---------- Information supplied

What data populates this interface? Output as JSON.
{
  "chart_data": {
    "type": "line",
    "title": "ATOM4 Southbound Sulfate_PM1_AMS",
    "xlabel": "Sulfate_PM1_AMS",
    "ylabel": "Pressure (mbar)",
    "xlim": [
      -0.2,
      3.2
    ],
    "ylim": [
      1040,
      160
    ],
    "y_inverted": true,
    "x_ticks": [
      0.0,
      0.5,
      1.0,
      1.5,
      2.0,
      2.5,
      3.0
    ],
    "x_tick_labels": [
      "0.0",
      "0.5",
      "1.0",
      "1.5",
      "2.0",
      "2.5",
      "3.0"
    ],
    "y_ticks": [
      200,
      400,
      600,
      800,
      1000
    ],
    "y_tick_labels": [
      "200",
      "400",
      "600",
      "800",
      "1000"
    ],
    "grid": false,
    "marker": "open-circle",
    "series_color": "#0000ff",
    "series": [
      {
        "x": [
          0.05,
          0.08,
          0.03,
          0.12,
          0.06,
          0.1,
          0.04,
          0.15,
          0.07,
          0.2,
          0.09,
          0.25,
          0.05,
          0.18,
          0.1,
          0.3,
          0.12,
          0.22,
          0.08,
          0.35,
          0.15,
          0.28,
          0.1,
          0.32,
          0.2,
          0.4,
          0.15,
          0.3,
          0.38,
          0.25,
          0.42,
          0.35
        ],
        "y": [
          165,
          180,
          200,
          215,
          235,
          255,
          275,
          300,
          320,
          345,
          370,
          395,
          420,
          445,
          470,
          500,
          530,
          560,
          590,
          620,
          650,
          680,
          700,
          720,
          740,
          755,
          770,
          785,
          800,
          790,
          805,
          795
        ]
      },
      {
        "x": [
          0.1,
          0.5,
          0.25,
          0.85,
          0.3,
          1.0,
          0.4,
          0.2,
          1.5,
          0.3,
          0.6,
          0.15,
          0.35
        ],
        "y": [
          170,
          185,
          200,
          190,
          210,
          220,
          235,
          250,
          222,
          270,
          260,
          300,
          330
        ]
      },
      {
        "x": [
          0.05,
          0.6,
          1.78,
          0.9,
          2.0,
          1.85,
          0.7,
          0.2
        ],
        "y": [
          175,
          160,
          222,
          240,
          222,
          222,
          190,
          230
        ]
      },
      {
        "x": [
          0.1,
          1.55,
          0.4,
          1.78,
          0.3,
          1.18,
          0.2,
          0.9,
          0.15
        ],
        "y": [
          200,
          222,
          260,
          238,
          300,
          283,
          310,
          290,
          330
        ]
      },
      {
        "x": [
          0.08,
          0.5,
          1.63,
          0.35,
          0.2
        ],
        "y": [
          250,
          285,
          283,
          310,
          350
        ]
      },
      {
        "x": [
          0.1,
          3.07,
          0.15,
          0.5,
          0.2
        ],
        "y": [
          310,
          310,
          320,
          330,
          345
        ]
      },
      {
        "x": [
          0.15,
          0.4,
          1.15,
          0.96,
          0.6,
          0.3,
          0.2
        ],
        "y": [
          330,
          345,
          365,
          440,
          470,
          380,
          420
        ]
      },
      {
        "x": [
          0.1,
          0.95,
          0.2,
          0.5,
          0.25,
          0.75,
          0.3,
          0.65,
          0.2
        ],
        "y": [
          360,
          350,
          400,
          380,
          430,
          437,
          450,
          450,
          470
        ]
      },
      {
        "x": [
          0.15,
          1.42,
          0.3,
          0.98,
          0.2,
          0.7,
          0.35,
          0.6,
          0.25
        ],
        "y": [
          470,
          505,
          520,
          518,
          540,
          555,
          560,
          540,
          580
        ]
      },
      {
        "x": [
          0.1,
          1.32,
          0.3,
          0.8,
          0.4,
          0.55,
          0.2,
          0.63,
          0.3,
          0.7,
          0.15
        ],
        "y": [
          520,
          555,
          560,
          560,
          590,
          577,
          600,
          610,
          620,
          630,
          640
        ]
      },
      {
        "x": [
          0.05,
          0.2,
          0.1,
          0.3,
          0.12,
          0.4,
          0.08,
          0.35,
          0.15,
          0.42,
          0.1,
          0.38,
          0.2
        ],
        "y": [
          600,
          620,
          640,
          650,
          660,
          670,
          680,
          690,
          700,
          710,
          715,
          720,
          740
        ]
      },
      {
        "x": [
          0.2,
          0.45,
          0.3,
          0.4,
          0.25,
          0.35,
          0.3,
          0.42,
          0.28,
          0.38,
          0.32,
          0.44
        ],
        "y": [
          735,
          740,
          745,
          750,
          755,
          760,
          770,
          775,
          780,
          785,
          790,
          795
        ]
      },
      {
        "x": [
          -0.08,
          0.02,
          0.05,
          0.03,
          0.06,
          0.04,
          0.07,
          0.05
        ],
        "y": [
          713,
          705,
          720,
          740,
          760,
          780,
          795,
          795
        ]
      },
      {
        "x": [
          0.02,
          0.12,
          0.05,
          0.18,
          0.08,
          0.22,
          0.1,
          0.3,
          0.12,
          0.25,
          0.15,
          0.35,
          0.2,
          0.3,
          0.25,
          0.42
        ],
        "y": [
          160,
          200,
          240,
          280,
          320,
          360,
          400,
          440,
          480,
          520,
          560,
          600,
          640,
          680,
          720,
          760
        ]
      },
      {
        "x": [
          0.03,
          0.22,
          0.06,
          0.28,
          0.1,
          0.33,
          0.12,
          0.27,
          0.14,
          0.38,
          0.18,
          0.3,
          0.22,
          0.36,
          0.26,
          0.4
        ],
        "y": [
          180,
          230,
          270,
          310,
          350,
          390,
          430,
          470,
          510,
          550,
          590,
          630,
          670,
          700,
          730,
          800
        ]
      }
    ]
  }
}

--------------------

All of the records must be retyped exactly as they are.

→ **The output**
What data populates this interface? Output as JSON.
{
  "chart_data": {
    "type": "line",
    "title": "ATOM4 Southbound Sulfate_PM1_AMS",
    "xlabel": "Sulfate_PM1_AMS",
    "ylabel": "Pressure (mbar)",
    "xlim": [
      -0.2,
      3.2
    ],
    "ylim": [
      1040,
      160
    ],
    "y_inverted": true,
    "x_ticks": [
      0.0,
      0.5,
      1.0,
      1.5,
      2.0,
      2.5,
      3.0
    ],
    "x_tick_labels": [
      "0.0",
      "0.5",
      "1.0",
      "1.5",
      "2.0",
      "2.5",
      "3.0"
    ],
    "y_ticks": [
      200,
      400,
      600,
      800,
      1000
    ],
    "y_tick_labels": [
      "200",
      "400",
      "600",
      "800",
      "1000"
    ],
    "grid": false,
    "marker": "open-circle",
    "series_color": "#0000ff",
    "series": [
      {
        "x": [
          0.05,
          0.08,
          0.03,
          0.12,
          0.06,
          0.1,
          0.04,
          0.15,
          0.07,
          0.2,
          0.09,
          0.25,
          0.05,
          0.18,
          0.1,
          0.3,
          0.12,
          0.22,
          0.08,
          0.35,
          0.15,
          0.28,
          0.1,
          0.32,
          0.2,
          0.4,
          0.15,
          0.3,
          0.38,
          0.25,
          0.42,
          0.35
        ],
        "y": [
          165,
          180,
          200,
          215,
          235,
          255,
          275,
          300,
          320,
          345,
          370,
          395,
          420,
          445,
          470,
          500,
          530,
          560,
          590,
          620,
          650,
          680,
          700,
          720,
          740,
          755,
          770,
          785,
          800,
          790,
          805,
          795
        ]
      },
      {
        "x": [
          0.1,
          0.5,
          0.25,
          0.85,
          0.3,
          1.0,
          0.4,
          0.2,
          1.5,
          0.3,
          0.6,
          0.15,
          0.35
        ],
        "y": [
          170,
          185,
          200,
          190,
          210,
          220,
          235,
          250,
          222,
          270,
          260,
          300,
          330
        ]
      },
      {
        "x": [
          0.05,
          0.6,
          1.78,
          0.9,
          2.0,
          1.85,
          0.7,
          0.2
        ],
        "y": [
          175,
          160,
          222,
          240,
          222,
          222,
          190,
          230
        ]
      },
      {
        "x": [
          0.1,
          1.55,
          0.4,
          1.78,
          0.3,
          1.18,
          0.2,
          0.9,
          0.15
        ],
        "y": [
          200,
          222,
          260,
          238,
          300,
          283,
          310,
          290,
          330
        ]
      },
      {
        "x": [
          0.08,
          0.5,
          1.63,
          0.35,
          0.2
        ],
        "y": [
          250,
          285,
          283,
          310,
          350
        ]
      },
      {
        "x": [
          0.1,
          3.07,
          0.15,
          0.5,
          0.2
        ],
        "y": [
          310,
          310,
          320,
          330,
          345
        ]
      },
      {
        "x": [
          0.15,
          0.4,
          1.15,
          0.96,
          0.6,
          0.3,
          0.2
        ],
        "y": [
          330,
          345,
          365,
          440,
          470,
          380,
          420
        ]
      },
      {
        "x": [
          0.1,
          0.95,
          0.2,
          0.5,
          0.25,
          0.75,
          0.3,
          0.65,
          0.2
        ],
        "y": [
          360,
          350,
          400,
          380,
          430,
          437,
          450,
          450,
          470
        ]
      },
      {
        "x": [
          0.15,
          1.42,
          0.3,
          0.98,
          0.2,
          0.7,
          0.35,
          0.6,
          0.25
        ],
        "y": [
          470,
          505,
          520,
          518,
          540,
          555,
          560,
          540,
          580
        ]
      },
      {
        "x": [
          0.1,
          1.32,
          0.3,
          0.8,
          0.4,
          0.55,
          0.2,
          0.63,
          0.3,
          0.7,
          0.15
        ],
        "y": [
          520,
          555,
          560,
          560,
          590,
          577,
          600,
          610,
          620,
          630,
          640
        ]
      },
      {
        "x": [
          0.05,
          0.2,
          0.1,
          0.3,
          0.12,
          0.4,
          0.08,
          0.35,
          0.15,
          0.42,
          0.1,
          0.38,
          0.2
        ],
        "y": [
          600,
          620,
          640,
          650,
          660,
          670,
          680,
          690,
          700,
          710,
          715,
          720,
          740
        ]
      },
      {
        "x": [
          0.2,
          0.45,
          0.3,
          0.4,
          0.25,
          0.35,
          0.3,
          0.42,
          0.28,
          0.38,
          0.32,
          0.44
        ],
        "y": [
          735,
          740,
          745,
          750,
          755,
          760,
          770,
          775,
          780,
          785,
          790,
          795
        ]
      },
      {
        "x": [
          -0.08,
          0.02,
          0.05,
          0.03,
          0.06,
          0.04,
          0.07,
          0.05
        ],
        "y": [
          713,
          705,
          720,
          740,
          760,
          780,
          795,
          795
        ]
      },
      {
        "x": [
          0.02,
          0.12,
          0.05,
          0.18,
          0.08,
          0.22,
          0.1,
          0.3,
          0.12,
          0.25,
          0.15,
          0.35,
          0.2,
          0.3,
          0.25,
          0.42
        ],
        "y": [
          160,
          200,
          240,
          280,
          320,
          360,
          400,
          440,
          480,
          520,
          560,
          600,
          640,
          680,
          720,
          760
        ]
      },
      {
        "x": [
          0.03,
          0.22,
          0.06,
          0.28,
          0.1,
          0.33,
          0.12,
          0.27,
          0.14,
          0.38,
          0.18,
          0.3,
          0.22,
          0.36,
          0.26,
          0.4
        ],
        "y": [
          180,
          230,
          270,
          310,
          350,
          390,
          430,
          470,
          510,
          550,
          590,
          630,
          670,
          700,
          730,
          800
        ]
      }
    ]
  }
}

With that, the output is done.